- **INSTRUCTION**
The records below need retyping in full; give them again exactly.

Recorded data
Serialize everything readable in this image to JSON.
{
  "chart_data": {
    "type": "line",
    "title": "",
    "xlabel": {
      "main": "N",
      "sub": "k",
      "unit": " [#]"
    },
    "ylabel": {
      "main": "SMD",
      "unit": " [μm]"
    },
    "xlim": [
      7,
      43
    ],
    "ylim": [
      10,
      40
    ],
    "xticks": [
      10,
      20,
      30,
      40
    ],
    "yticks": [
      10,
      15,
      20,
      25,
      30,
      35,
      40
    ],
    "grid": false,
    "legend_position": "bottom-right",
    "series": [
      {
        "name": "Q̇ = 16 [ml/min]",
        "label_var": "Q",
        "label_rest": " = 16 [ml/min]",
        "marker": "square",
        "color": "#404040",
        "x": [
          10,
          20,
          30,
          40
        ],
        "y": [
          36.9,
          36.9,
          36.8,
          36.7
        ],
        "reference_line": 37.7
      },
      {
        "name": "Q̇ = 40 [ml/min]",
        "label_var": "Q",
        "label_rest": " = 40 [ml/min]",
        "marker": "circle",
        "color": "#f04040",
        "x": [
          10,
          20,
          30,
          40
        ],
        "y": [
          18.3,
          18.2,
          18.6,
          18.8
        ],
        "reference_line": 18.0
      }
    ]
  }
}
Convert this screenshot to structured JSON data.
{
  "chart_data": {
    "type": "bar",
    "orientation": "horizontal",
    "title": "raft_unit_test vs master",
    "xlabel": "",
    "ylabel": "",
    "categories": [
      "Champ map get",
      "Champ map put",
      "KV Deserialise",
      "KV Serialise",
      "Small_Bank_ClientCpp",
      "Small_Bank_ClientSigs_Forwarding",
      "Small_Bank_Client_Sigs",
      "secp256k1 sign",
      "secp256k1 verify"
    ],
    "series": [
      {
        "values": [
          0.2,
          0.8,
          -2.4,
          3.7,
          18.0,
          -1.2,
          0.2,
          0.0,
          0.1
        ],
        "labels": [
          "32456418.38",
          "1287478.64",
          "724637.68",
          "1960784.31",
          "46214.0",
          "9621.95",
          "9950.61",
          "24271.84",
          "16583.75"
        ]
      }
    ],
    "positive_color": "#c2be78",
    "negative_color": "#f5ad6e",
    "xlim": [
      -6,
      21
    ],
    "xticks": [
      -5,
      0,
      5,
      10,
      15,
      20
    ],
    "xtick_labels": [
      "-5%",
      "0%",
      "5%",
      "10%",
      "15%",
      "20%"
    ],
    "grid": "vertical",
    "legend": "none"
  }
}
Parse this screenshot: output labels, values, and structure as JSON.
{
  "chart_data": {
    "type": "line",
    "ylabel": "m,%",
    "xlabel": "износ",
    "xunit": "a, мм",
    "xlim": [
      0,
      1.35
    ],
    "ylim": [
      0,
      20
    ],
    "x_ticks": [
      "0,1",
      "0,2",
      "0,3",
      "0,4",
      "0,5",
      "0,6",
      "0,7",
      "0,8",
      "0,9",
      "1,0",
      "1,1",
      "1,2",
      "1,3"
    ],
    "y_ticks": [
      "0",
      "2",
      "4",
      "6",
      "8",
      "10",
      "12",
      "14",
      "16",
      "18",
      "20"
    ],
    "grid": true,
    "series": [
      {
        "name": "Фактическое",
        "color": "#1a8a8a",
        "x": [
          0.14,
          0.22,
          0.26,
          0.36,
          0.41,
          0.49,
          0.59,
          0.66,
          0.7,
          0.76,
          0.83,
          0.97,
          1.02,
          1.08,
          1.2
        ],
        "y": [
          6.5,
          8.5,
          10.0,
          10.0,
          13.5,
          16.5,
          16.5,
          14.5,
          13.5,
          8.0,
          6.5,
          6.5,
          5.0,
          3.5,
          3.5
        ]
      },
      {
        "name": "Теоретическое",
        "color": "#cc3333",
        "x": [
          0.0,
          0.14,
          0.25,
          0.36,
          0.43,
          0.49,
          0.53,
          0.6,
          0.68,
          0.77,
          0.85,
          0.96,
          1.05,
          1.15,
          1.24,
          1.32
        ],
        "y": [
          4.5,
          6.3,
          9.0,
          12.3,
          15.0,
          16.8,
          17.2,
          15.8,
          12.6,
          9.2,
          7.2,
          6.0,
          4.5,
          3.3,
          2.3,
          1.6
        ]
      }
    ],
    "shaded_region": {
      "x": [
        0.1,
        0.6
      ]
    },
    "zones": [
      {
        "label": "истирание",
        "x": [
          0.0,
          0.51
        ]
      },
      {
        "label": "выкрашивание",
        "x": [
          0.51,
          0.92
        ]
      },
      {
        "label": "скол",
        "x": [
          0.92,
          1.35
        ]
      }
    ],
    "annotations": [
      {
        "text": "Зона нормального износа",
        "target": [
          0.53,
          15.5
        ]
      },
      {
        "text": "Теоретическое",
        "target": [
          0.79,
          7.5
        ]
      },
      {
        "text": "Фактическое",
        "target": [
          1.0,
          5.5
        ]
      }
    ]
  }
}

- **REPLY TO THE TASK**
Serialize everything readable in this image to JSON.
{
  "chart_data": {
    "type": "line",
    "title": "",
    "xlabel": {
      "main": "N",
      "sub": "k",
      "unit": " [#]"
    },
    "ylabel": {
      "main": "SMD",
      "unit": " [μm]"
    },
    "xlim": [
      7,
      43
    ],
    "ylim": [
      10,
      40
    ],
    "xticks": [
      10,
      20,
      30,
      40
    ],
    "yticks": [
      10,
      15,
      20,
      25,
      30,
      35,
      40
    ],
    "grid": false,
    "legend_position": "bottom-right",
    "series": [
      {
        "name": "Q̇ = 16 [ml/min]",
        "label_var": "Q",
        "label_rest": " = 16 [ml/min]",
        "marker": "square",
        "color": "#404040",
        "x": [
          10,
          20,
          30,
          40
        ],
        "y": [
          36.9,
          36.9,
          36.8,
          36.7
        ],
        "reference_line": 37.7
      },
      {
        "name": "Q̇ = 40 [ml/min]",
        "label_var": "Q",
        "label_rest": " = 40 [ml/min]",
        "marker": "circle",
        "color": "#f04040",
        "x": [
          10,
          20,
          30,
          40
        ],
        "y": [
          18.3,
          18.2,
          18.6,
          18.8
        ],
        "reference_line": 18.0
      }
    ]
  }
}
Convert this screenshot to structured JSON data.
{
  "chart_data": {
    "type": "bar",
    "orientation": "horizontal",
    "title": "raft_unit_test vs master",
    "xlabel": "",
    "ylabel": "",
    "categories": [
      "Champ map get",
      "Champ map put",
      "KV Deserialise",
      "KV Serialise",
      "Small_Bank_ClientCpp",
      "Small_Bank_ClientSigs_Forwarding",
      "Small_Bank_Client_Sigs",
      "secp256k1 sign",
      "secp256k1 verify"
    ],
    "series": [
      {
        "values": [
          0.2,
          0.8,
          -2.4,
          3.7,
          18.0,
          -1.2,
          0.2,
          0.0,
          0.1
        ],
        "labels": [
          "32456418.38",
          "1287478.64",
          "724637.68",
          "1960784.31",
          "46214.0",
          "9621.95",
          "9950.61",
          "24271.84",
          "16583.75"
        ]
      }
    ],
    "positive_color": "#c2be78",
    "negative_color": "#f5ad6e",
    "xlim": [
      -6,
      21
    ],
    "xticks": [
      -5,
      0,
      5,
      10,
      15,
      20
    ],
    "xtick_labels": [
      "-5%",
      "0%",
      "5%",
      "10%",
      "15%",
      "20%"
    ],
    "grid": "vertical",
    "legend": "none"
  }
}
Parse this screenshot: output labels, values, and structure as JSON.
{
  "chart_data": {
    "type": "line",
    "ylabel": "m,%",
    "xlabel": "износ",
    "xunit": "a, мм",
    "xlim": [
      0,
      1.35
    ],
    "ylim": [
      0,
      20
    ],
    "x_ticks": [
      "0,1",
      "0,2",
      "0,3",
      "0,4",
      "0,5",
      "0,6",
      "0,7",
      "0,8",
      "0,9",
      "1,0",
      "1,1",
      "1,2",
      "1,3"
    ],
    "y_ticks": [
      "0",
      "2",
      "4",
      "6",
      "8",
      "10",
      "12",
      "14",
      "16",
      "18",
      "20"
    ],
    "grid": true,
    "series": [
      {
        "name": "Фактическое",
        "color": "#1a8a8a",
        "x": [
          0.14,
          0.22,
          0.26,
          0.36,
          0.41,
          0.49,
          0.59,
          0.66,
          0.7,
          0.76,
          0.83,
          0.97,
          1.02,
          1.08,
          1.2
        ],
        "y": [
          6.5,
          8.5,
          10.0,
          10.0,
          13.5,
          16.5,
          16.5,
          14.5,
          13.5,
          8.0,
          6.5,
          6.5,
          5.0,
          3.5,
          3.5
        ]
      },
      {
        "name": "Теоретическое",
        "color": "#cc3333",
        "x": [
          0.0,
          0.14,
          0.25,
          0.36,
          0.43,
          0.49,
          0.53,
          0.6,
          0.68,
          0.77,
          0.85,
          0.96,
          1.05,
          1.15,
          1.24,
          1.32
        ],
        "y": [
          4.5,
          6.3,
          9.0,
          12.3,
          15.0,
          16.8,
          17.2,
          15.8,
          12.6,
          9.2,
          7.2,
          6.0,
          4.5,
          3.3,
          2.3,
          1.6
        ]
      }
    ],
    "shaded_region": {
      "x": [
        0.1,
        0.6
      ]
    },
    "zones": [
      {
        "label": "истирание",
        "x": [
          0.0,
          0.51
        ]
      },
      {
        "label": "выкрашивание",
        "x": [
          0.51,
          0.92
        ]
      },
      {
        "label": "скол",
        "x": [
          0.92,
          1.35
        ]
      }
    ],
    "annotations": [
      {
        "text": "Зона нормального износа",
        "target": [
          0.53,
          15.5
        ]
      },
      {
        "text": "Теоретическое",
        "target": [
          0.79,
          7.5
        ]
      },
      {
        "text": "Фактическое",
        "target": [
          1.0,
          5.5
        ]
      }
    ]
  }
}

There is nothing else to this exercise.